* **What you are asked to do**
In the entries below, count every line with the word "JSON". Return only the count.

** START OF Provided entries **

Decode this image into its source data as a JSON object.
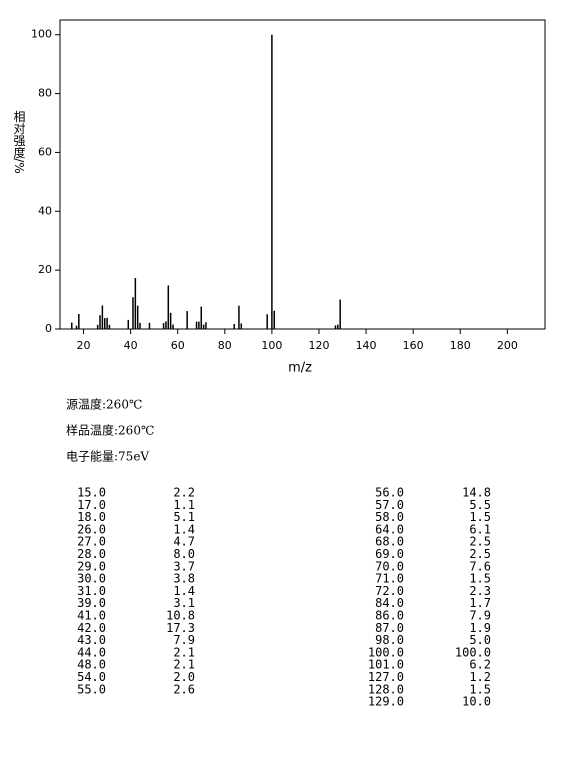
{
  "chart_data": {
    "type": "bar",
    "x_label": "m/z",
    "y_label": "相对强度/%",
    "x": [
      15,
      17,
      18,
      26,
      27,
      28,
      29,
      30,
      31,
      39,
      41,
      42,
      43,
      44,
      48,
      54,
      55,
      56,
      57,
      58,
      64,
      68,
      69,
      70,
      71,
      72,
      84,
      86,
      87,
      98,
      100,
      101,
      127,
      128,
      129
    ],
    "values": [
      2.2,
      1.1,
      5.1,
      1.4,
      4.7,
      8.0,
      3.7,
      3.8,
      1.4,
      3.1,
      10.8,
      17.3,
      7.9,
      2.1,
      2.1,
      2.0,
      2.6,
      14.8,
      5.5,
      1.5,
      6.1,
      2.5,
      2.5,
      7.6,
      1.5,
      2.3,
      1.7,
      7.9,
      1.9,
      5.0,
      100.0,
      6.2,
      1.2,
      1.5,
      10.0
    ],
    "color": "#000000",
    "xlim": [
      10,
      216
    ],
    "xticks": [
      20,
      40,
      60,
      80,
      100,
      120,
      140,
      160,
      180,
      200
    ],
    "ylim": [
      0,
      105
    ],
    "yticks": [
      0,
      20,
      40,
      60,
      80,
      100
    ]
  },
  "info": [
    "源温度:260℃",
    "样品温度:260℃",
    "电子能量:75eV"
  ],
  "table": {
    "rows": [
      [
        "15.0",
        "2.2"
      ],
      [
        "17.0",
        "1.1"
      ],
      [
        "18.0",
        "5.1"
      ],
      [
        "26.0",
        "1.4"
      ],
      [
        "27.0",
        "4.7"
      ],
      [
        "28.0",
        "8.0"
      ],
      [
        "29.0",
        "3.7"
      ],
      [
        "30.0",
        "3.8"
      ],
      [
        "31.0",
        "1.4"
      ],
      [
        "39.0",
        "3.1"
      ],
      [
        "41.0",
        "10.8"
      ],
      [
        "42.0",
        "17.3"
      ],
      [
        "43.0",
        "7.9"
      ],
      [
        "44.0",
        "2.1"
      ],
      [
        "48.0",
        "2.1"
      ],
      [
        "54.0",
        "2.0"
      ],
      [
        "55.0",
        "2.6"
      ],
      [
        "56.0",
        "14.8"
      ],
      [
        "57.0",
        "5.5"
      ],
      [
        "58.0",
        "1.5"
      ],
      [
        "64.0",
        "6.1"
      ],
      [
        "68.0",
        "2.5"
      ],
      [
        "69.0",
        "2.5"
      ],
      [
        "70.0",
        "7.6"
      ],
      [
        "71.0",
        "1.5"
      ],
      [
        "72.0",
        "2.3"
      ],
      [
        "84.0",
        "1.7"
      ],
      [
        "86.0",
        "7.9"
      ],
      [
        "87.0",
        "1.9"
      ],
      [
        "98.0",
        "5.0"
      ],
      [
        "100.0",
        "100.0"
      ],
      [
        "101.0",
        "6.2"
      ],
      [
        "127.0",
        "1.2"
      ],
      [
        "128.0",
        "1.5"
      ],
      [
        "129.0",
        "10.0"
      ]
    ]
  }
}
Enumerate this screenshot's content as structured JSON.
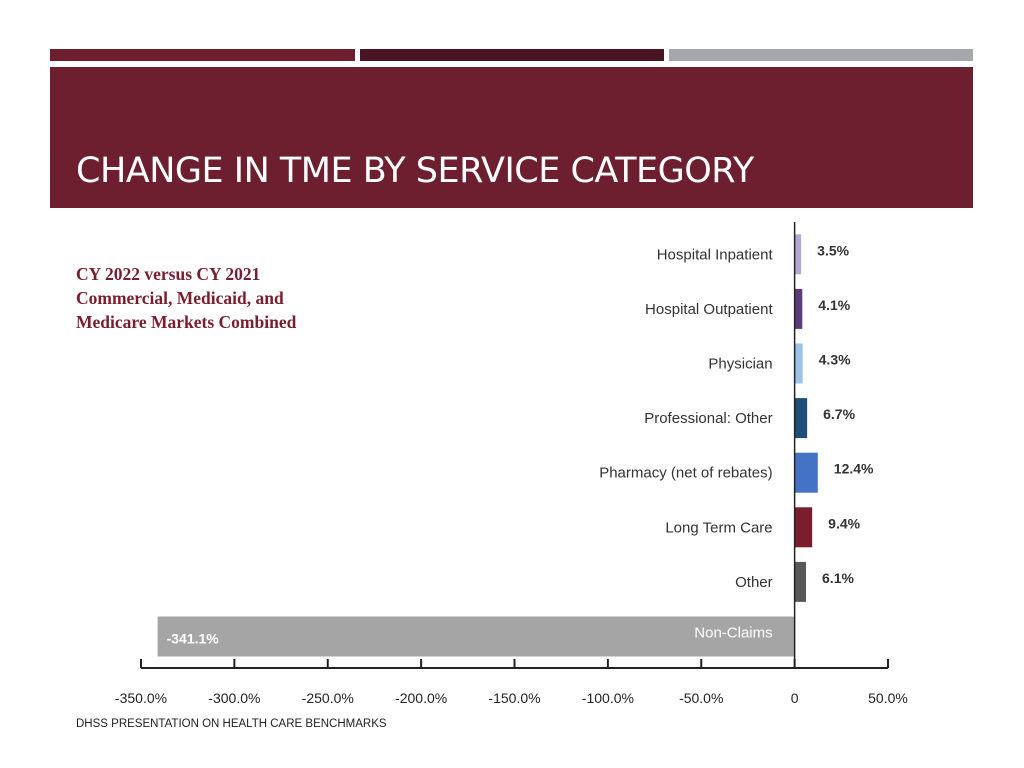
{
  "slide": {
    "title": "CHANGE IN TME BY SERVICE CATEGORY",
    "subtitle_lines": [
      "CY 2022 versus CY 2021",
      "Commercial, Medicaid, and",
      "Medicare Markets Combined"
    ],
    "footer": "DHSS PRESENTATION ON HEALTH CARE BENCHMARKS",
    "colors": {
      "header": "#6d1f2f",
      "strip_1": "#6d1f2f",
      "strip_2": "#4a1522",
      "strip_3": "#a5a7aa",
      "subtitle": "#7a1e2e"
    }
  },
  "chart_data": {
    "type": "bar",
    "orientation": "horizontal",
    "title": "",
    "xlabel": "",
    "ylabel": "",
    "xlim": [
      -350,
      50
    ],
    "grid": false,
    "categories": [
      "Hospital Inpatient",
      "Hospital Outpatient",
      "Physician",
      "Professional: Other",
      "Pharmacy (net of rebates)",
      "Long Term Care",
      "Other",
      "Non-Claims"
    ],
    "values": [
      3.5,
      4.1,
      4.3,
      6.7,
      12.4,
      9.4,
      6.1,
      -341.1
    ],
    "value_labels": [
      "3.5%",
      "4.1%",
      "4.3%",
      "6.7%",
      "12.4%",
      "9.4%",
      "6.1%",
      "-341.1%"
    ],
    "bar_colors": [
      "#b3a9d4",
      "#5b3a7e",
      "#9dc3e6",
      "#1f4e79",
      "#4472c4",
      "#7a1e2e",
      "#595959",
      "#a5a5a5"
    ],
    "x_ticks": [
      -350,
      -300,
      -250,
      -200,
      -150,
      -100,
      -50,
      0,
      50
    ],
    "x_tick_labels": [
      "-350.0%",
      "-300.0%",
      "-250.0%",
      "-200.0%",
      "-150.0%",
      "-100.0%",
      "-50.0%",
      "0",
      "50.0%"
    ]
  }
}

** END OF Provided entries **

* **Task answer**
2